## TEXT PASSAGE

The particles are preferably selected from the group consisting of polyamides, polyimides, polyamide-imides, as well as other thermoplastic and thermoset materials which are stable in the gas turbine compressor operating environment.
We particularly prefer a polyamide-imide known as Torlon 4000 which is available from the BP Amoco Company of Chicago, Ill. We prefer to use this material in an average particle size of 55 micrometers. A range of 35 to 75 micrometers appears to be a broad range for the average particle size. We prefer that 90% of particles have a size which is less than about 150 micrometers and that 90% of the particles fall in the size range of 10 to 125 micrometers.
Exemplary ASPM materials include:
a) LSR 5820 produced by the NuSil Company.
b) LSR 5830 produced by the NuSil Company.
c) Dow Corning Silastic GP-70 produced by the Dow Corning Company.
d) Visilox V-240 produced by the Rhodia Company.
Currently LSR 5830 is preferred.
Exemplary APM materials include:
a) Torlon available in several grades from BP-Amoco.
b) PMR-15, a NASA developed polyimide material commercially available from multiple sources, including Hycomp Corporation of Cleveland Ohio.
c) DMBZ, a NASA developed polyimide material commercially available from multiple sources including Hycomp Corporation.
We currently prefer Torlon 4000 available from BP-Amoco.

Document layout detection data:
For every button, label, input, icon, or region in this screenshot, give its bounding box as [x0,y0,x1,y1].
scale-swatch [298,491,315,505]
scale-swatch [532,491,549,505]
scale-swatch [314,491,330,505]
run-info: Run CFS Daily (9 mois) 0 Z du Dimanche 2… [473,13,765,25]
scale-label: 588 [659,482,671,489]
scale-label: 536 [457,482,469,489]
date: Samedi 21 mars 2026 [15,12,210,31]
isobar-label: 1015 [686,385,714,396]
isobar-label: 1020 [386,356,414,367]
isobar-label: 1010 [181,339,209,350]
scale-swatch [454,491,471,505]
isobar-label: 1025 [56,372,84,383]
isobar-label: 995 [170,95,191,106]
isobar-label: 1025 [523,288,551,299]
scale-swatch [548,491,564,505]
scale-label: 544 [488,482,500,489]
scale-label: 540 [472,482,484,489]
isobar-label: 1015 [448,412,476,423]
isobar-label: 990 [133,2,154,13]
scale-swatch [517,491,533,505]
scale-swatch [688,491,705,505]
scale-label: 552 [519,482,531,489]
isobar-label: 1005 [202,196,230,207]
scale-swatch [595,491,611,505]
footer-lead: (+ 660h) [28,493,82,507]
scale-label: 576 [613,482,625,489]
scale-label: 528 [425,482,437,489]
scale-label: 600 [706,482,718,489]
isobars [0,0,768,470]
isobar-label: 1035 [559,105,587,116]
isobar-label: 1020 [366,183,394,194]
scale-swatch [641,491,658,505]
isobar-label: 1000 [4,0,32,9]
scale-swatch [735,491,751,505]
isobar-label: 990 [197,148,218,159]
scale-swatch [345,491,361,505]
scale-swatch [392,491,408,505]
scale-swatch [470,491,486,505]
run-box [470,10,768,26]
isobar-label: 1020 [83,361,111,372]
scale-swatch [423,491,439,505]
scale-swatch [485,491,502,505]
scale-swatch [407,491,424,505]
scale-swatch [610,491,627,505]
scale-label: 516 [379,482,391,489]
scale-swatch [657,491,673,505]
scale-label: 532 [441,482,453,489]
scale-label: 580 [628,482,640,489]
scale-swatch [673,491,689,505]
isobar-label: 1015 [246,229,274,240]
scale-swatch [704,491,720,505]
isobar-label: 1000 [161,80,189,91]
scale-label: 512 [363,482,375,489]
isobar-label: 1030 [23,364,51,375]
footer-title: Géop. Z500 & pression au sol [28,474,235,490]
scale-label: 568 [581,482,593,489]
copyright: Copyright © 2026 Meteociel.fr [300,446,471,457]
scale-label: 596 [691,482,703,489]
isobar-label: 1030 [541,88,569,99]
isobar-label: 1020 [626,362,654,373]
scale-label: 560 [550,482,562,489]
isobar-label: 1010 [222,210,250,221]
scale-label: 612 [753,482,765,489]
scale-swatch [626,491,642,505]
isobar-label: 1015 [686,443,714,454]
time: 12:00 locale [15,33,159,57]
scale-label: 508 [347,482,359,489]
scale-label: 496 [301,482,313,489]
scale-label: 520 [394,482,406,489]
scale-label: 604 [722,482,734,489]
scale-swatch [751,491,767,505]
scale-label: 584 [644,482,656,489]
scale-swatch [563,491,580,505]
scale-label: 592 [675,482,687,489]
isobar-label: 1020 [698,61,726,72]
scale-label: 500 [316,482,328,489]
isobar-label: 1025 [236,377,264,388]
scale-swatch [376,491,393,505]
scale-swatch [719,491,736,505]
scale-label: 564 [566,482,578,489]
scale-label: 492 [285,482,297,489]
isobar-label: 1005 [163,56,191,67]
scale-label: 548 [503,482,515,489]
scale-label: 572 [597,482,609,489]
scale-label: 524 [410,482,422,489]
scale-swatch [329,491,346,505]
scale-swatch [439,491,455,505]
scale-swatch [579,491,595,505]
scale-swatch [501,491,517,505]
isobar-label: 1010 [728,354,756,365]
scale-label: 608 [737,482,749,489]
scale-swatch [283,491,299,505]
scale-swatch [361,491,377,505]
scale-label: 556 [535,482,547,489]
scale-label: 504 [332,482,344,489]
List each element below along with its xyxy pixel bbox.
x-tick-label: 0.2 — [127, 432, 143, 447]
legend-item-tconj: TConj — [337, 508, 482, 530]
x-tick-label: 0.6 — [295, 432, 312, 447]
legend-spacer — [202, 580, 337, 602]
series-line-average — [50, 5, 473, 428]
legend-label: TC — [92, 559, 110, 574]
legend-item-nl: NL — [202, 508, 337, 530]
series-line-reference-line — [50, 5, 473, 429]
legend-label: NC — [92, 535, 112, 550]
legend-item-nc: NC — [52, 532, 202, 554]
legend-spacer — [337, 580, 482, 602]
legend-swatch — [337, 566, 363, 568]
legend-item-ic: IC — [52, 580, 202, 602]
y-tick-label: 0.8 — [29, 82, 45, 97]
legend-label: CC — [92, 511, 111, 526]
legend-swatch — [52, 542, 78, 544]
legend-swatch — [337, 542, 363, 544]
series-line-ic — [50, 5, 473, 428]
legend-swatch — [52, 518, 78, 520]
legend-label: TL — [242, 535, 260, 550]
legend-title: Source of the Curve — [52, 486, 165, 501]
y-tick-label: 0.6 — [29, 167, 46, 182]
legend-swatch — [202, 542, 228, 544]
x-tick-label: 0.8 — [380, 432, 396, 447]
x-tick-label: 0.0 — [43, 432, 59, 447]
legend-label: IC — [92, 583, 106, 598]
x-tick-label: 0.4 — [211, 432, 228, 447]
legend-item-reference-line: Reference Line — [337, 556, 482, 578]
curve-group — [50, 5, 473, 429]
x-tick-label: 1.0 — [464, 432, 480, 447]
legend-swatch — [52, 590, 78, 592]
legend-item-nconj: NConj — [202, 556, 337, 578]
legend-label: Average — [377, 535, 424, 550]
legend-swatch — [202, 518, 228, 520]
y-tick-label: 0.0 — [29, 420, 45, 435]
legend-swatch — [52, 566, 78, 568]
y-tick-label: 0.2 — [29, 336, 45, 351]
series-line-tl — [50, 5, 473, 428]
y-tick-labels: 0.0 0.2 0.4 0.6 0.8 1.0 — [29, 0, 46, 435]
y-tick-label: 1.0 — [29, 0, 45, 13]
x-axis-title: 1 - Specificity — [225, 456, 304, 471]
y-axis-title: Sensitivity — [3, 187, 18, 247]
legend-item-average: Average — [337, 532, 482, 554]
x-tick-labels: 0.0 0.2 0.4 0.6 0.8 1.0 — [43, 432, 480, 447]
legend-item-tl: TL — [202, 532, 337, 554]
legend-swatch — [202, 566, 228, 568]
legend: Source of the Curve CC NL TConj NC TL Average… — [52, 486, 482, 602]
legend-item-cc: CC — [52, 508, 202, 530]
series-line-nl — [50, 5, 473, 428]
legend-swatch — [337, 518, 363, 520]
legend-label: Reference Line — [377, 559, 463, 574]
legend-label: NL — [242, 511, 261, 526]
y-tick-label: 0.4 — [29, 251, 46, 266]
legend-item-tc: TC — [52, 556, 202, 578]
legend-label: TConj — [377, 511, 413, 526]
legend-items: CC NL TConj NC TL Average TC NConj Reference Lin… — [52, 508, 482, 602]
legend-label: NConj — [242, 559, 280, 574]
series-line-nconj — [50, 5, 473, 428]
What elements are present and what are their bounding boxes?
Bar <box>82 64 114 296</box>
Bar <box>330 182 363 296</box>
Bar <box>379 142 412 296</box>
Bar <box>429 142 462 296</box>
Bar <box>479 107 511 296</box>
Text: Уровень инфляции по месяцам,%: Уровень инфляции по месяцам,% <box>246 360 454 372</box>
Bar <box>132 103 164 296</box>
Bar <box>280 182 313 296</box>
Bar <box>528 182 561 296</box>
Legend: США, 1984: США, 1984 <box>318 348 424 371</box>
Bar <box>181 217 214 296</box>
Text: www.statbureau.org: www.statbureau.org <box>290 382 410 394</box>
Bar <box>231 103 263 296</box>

## EXERCISE INSTRUCTIONS
#1 List every exemplary ASPM material named in the passage on gas turbine compressor materials.
#2 Duplicate the passage on gas turbine compressor materials from "Currently LSR 5830" up to and including "including Hycomp Corporation.".

## ANSWERS
#1
LSR 5820
LSR 5830
Dow Corning Silastic GP-70
Visilox V-240

#2
Currently LSR 5830 is preferred.
Exemplary APM materials include:
a) Torlon available in several grades from BP-Amoco.
b) PMR-15, a NASA developed polyimide material commercially available from multiple sources, including Hycomp Corporation of Cleveland Ohio.
c) DMBZ, a NASA developed polyimide material commercially available from multiple sources including Hycomp Corporation.